::: Supplied material
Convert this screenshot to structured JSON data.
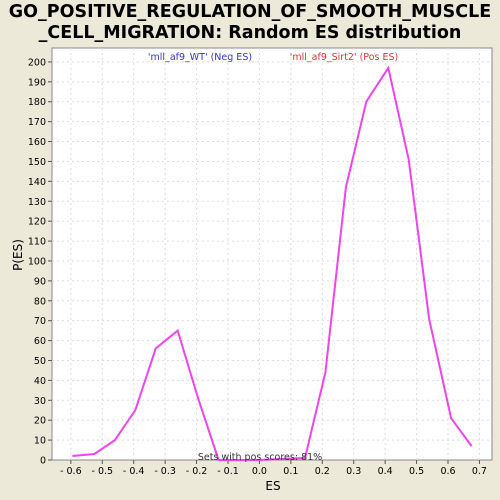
{
  "chart_data": {
    "type": "line",
    "title_lines": [
      "GO_POSITIVE_REGULATION_OF_SMOOTH_MUSCLE",
      "_CELL_MIGRATION: Random ES distribution"
    ],
    "xlabel": "ES",
    "ylabel": "P(ES)",
    "xlim": [
      -0.66,
      0.74
    ],
    "ylim": [
      0,
      207
    ],
    "x_ticks": [
      -0.6,
      -0.5,
      -0.4,
      -0.3,
      -0.2,
      -0.1,
      0.0,
      0.1,
      0.2,
      0.3,
      0.4,
      0.5,
      0.6,
      0.7
    ],
    "x_tick_labels": [
      "- 0.6",
      "- 0.5",
      "- 0.4",
      "- 0.3",
      "- 0.2",
      "- 0.1",
      "0.0",
      "0.1",
      "0.2",
      "0.3",
      "0.4",
      "0.5",
      "0.6",
      "0.7"
    ],
    "y_ticks": [
      0,
      10,
      20,
      30,
      40,
      50,
      60,
      70,
      80,
      90,
      100,
      110,
      120,
      130,
      140,
      150,
      160,
      170,
      180,
      190,
      200
    ],
    "grid": true,
    "legend": {
      "neg_label": "'mll_af9_WT' (Neg ES)",
      "pos_label": "'mll_af9_Sirt2' (Pos ES)",
      "neg_color": "#3333cc",
      "pos_color": "#dd3333",
      "placement": "top"
    },
    "annotation": "Sets with pos scores: 81%",
    "line_color": "#ee44ee",
    "series": [
      {
        "x": [
          -0.595,
          -0.525,
          -0.46,
          -0.395,
          -0.33,
          -0.26,
          -0.195,
          -0.13,
          0.0,
          0.145,
          0.21,
          0.275,
          0.34,
          0.41,
          0.475,
          0.54,
          0.61,
          0.675
        ],
        "y": [
          2,
          3,
          10,
          25,
          56,
          65,
          31,
          0,
          0,
          1,
          44,
          137,
          180,
          197,
          151,
          71,
          21,
          7
        ]
      }
    ]
  }
}
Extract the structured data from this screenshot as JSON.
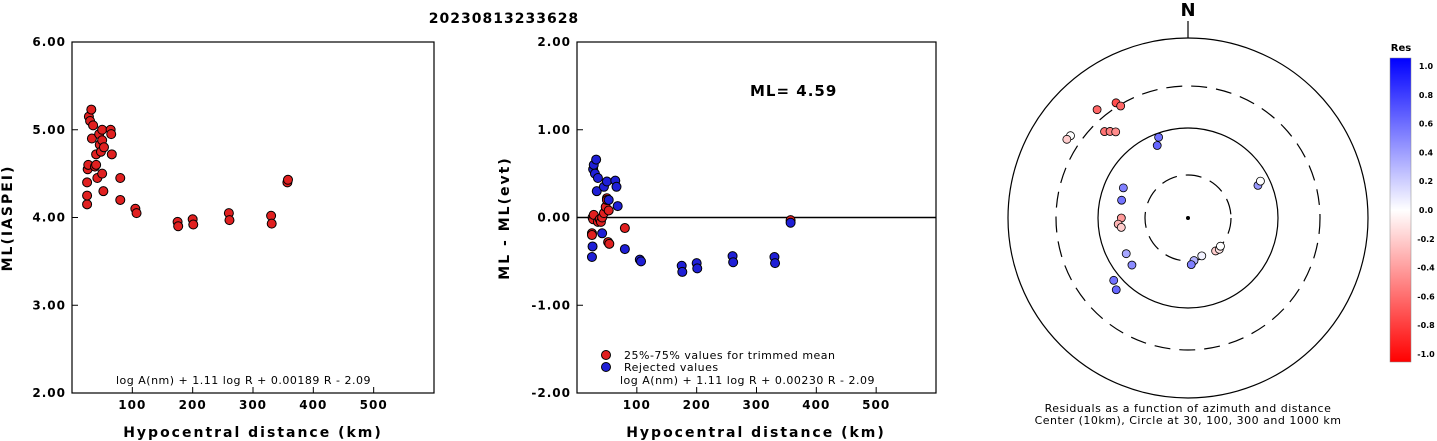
{
  "title": "20230813233628",
  "colors": {
    "retained": "#e02020",
    "rejected": "#1f1fd6",
    "residual_positive": "#0000ff",
    "residual_negative": "#ff0000"
  },
  "chart_data": [
    {
      "type": "scatter",
      "panel": "ml-vs-distance",
      "xlabel": "Hypocentral distance (km)",
      "ylabel": "ML(IASPEI)",
      "xlim": [
        0,
        600
      ],
      "ylim": [
        2.0,
        6.0
      ],
      "x_ticks": [
        "100",
        "200",
        "300",
        "400",
        "500"
      ],
      "y_ticks": [
        "2.00",
        "3.00",
        "4.00",
        "5.00",
        "6.00"
      ],
      "formula": "log A(nm) + 1.11 log R + 0.00189 R - 2.09",
      "series": [
        {
          "values": [
            [
              25,
              4.15
            ],
            [
              25,
              4.25
            ],
            [
              25,
              4.4
            ],
            [
              26,
              4.55
            ],
            [
              27,
              4.6
            ],
            [
              28,
              5.15
            ],
            [
              30,
              5.1
            ],
            [
              32,
              5.23
            ],
            [
              33,
              4.9
            ],
            [
              35,
              5.05
            ],
            [
              38,
              4.58
            ],
            [
              40,
              4.6
            ],
            [
              40,
              4.72
            ],
            [
              42,
              4.45
            ],
            [
              45,
              4.95
            ],
            [
              46,
              4.83
            ],
            [
              48,
              4.75
            ],
            [
              50,
              5.0
            ],
            [
              50,
              4.88
            ],
            [
              50,
              4.5
            ],
            [
              52,
              4.3
            ],
            [
              53,
              4.8
            ],
            [
              64,
              5.0
            ],
            [
              65,
              4.95
            ],
            [
              66,
              4.72
            ],
            [
              80,
              4.45
            ],
            [
              80,
              4.2
            ],
            [
              105,
              4.1
            ],
            [
              107,
              4.05
            ],
            [
              175,
              3.95
            ],
            [
              176,
              3.9
            ],
            [
              200,
              3.98
            ],
            [
              201,
              3.92
            ],
            [
              260,
              4.05
            ],
            [
              261,
              3.97
            ],
            [
              330,
              4.02
            ],
            [
              331,
              3.93
            ],
            [
              357,
              4.4
            ],
            [
              358,
              4.43
            ]
          ]
        }
      ]
    },
    {
      "type": "scatter",
      "panel": "residual-vs-distance",
      "xlabel": "Hypocentral distance (km)",
      "ylabel": "ML - ML(evt)",
      "xlim": [
        0,
        600
      ],
      "ylim": [
        -2.0,
        2.0
      ],
      "x_ticks": [
        "100",
        "200",
        "300",
        "400",
        "500"
      ],
      "y_ticks": [
        "-2.00",
        "-1.00",
        "0.00",
        "1.00",
        "2.00"
      ],
      "annotation": "ML= 4.59",
      "formula": "log A(nm) + 1.11 log R + 0.00230 R - 2.09",
      "series": [
        {
          "name": "25%-75% values for trimmed mean",
          "color": "#e02020",
          "values": [
            [
              25,
              -0.18
            ],
            [
              25,
              -0.2
            ],
            [
              26,
              0.0
            ],
            [
              27,
              -0.02
            ],
            [
              28,
              0.03
            ],
            [
              35,
              -0.05
            ],
            [
              38,
              -0.02
            ],
            [
              40,
              -0.05
            ],
            [
              42,
              0.0
            ],
            [
              45,
              0.05
            ],
            [
              48,
              0.12
            ],
            [
              50,
              0.22
            ],
            [
              50,
              0.2
            ],
            [
              52,
              -0.28
            ],
            [
              53,
              0.08
            ],
            [
              54,
              -0.3
            ],
            [
              80,
              -0.12
            ],
            [
              357,
              -0.03
            ]
          ]
        },
        {
          "name": "Rejected values",
          "color": "#1f1fd6",
          "values": [
            [
              25,
              -0.45
            ],
            [
              26,
              -0.33
            ],
            [
              27,
              0.55
            ],
            [
              28,
              0.6
            ],
            [
              30,
              0.5
            ],
            [
              32,
              0.66
            ],
            [
              33,
              0.3
            ],
            [
              35,
              0.45
            ],
            [
              42,
              -0.18
            ],
            [
              45,
              0.35
            ],
            [
              50,
              0.41
            ],
            [
              53,
              0.2
            ],
            [
              64,
              0.42
            ],
            [
              66,
              0.35
            ],
            [
              68,
              0.13
            ],
            [
              80,
              -0.36
            ],
            [
              105,
              -0.48
            ],
            [
              107,
              -0.5
            ],
            [
              175,
              -0.55
            ],
            [
              176,
              -0.62
            ],
            [
              200,
              -0.52
            ],
            [
              201,
              -0.58
            ],
            [
              260,
              -0.44
            ],
            [
              261,
              -0.51
            ],
            [
              330,
              -0.45
            ],
            [
              331,
              -0.52
            ],
            [
              357,
              -0.06
            ]
          ]
        }
      ]
    },
    {
      "type": "scatter",
      "panel": "residual-azimuth-polar",
      "north_label": "N",
      "caption_line1": "Residuals as a function of azimuth and distance",
      "caption_line2": "Center (10km), Circle at 30, 100, 300 and 1000 km",
      "ring_km": [
        30,
        100,
        300,
        1000
      ],
      "colorbar_title": "Res",
      "colorbar_ticks": [
        "1.0",
        "0.8",
        "0.6",
        "0.4",
        "0.2",
        "0.0",
        "-0.2",
        "-0.4",
        "-0.6",
        "-0.8",
        "-1.0"
      ],
      "stations": [
        {
          "az": 305,
          "dist": 400,
          "res": 0.0
        },
        {
          "az": 303,
          "dist": 410,
          "res": -0.2
        },
        {
          "az": 320,
          "dist": 380,
          "res": -0.6
        },
        {
          "az": 328,
          "dist": 330,
          "res": -0.7
        },
        {
          "az": 329,
          "dist": 290,
          "res": -0.6
        },
        {
          "az": 316,
          "dist": 220,
          "res": -0.55
        },
        {
          "az": 318,
          "dist": 200,
          "res": -0.5
        },
        {
          "az": 320,
          "dist": 180,
          "res": -0.45
        },
        {
          "az": 340,
          "dist": 90,
          "res": 0.55
        },
        {
          "az": 337,
          "dist": 75,
          "res": 0.6
        },
        {
          "az": 295,
          "dist": 62,
          "res": 0.5
        },
        {
          "az": 285,
          "dist": 58,
          "res": 0.55
        },
        {
          "az": 270,
          "dist": 55,
          "res": -0.4
        },
        {
          "az": 265,
          "dist": 60,
          "res": -0.3
        },
        {
          "az": 262,
          "dist": 56,
          "res": -0.2
        },
        {
          "az": 240,
          "dist": 62,
          "res": 0.35
        },
        {
          "az": 230,
          "dist": 65,
          "res": 0.45
        },
        {
          "az": 230,
          "dist": 120,
          "res": 0.55
        },
        {
          "az": 225,
          "dist": 135,
          "res": 0.6
        },
        {
          "az": 65,
          "dist": 72,
          "res": 0.4
        },
        {
          "az": 63,
          "dist": 80,
          "res": 0.0
        },
        {
          "az": 172,
          "dist": 30,
          "res": 0.3
        },
        {
          "az": 160,
          "dist": 28,
          "res": 0.05
        },
        {
          "az": 176,
          "dist": 33,
          "res": 0.5
        },
        {
          "az": 140,
          "dist": 30,
          "res": -0.2
        },
        {
          "az": 135,
          "dist": 31,
          "res": -0.1
        },
        {
          "az": 131,
          "dist": 30,
          "res": 0.0
        }
      ]
    }
  ]
}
::::::
→ Task
Look through the entries and find each line that has the string "azimuth". Copy those lines.

→ Solution to this task
      "panel": "residual-azimuth-polar",
      "caption_line1": "Residuals as a function of azimuth and distance",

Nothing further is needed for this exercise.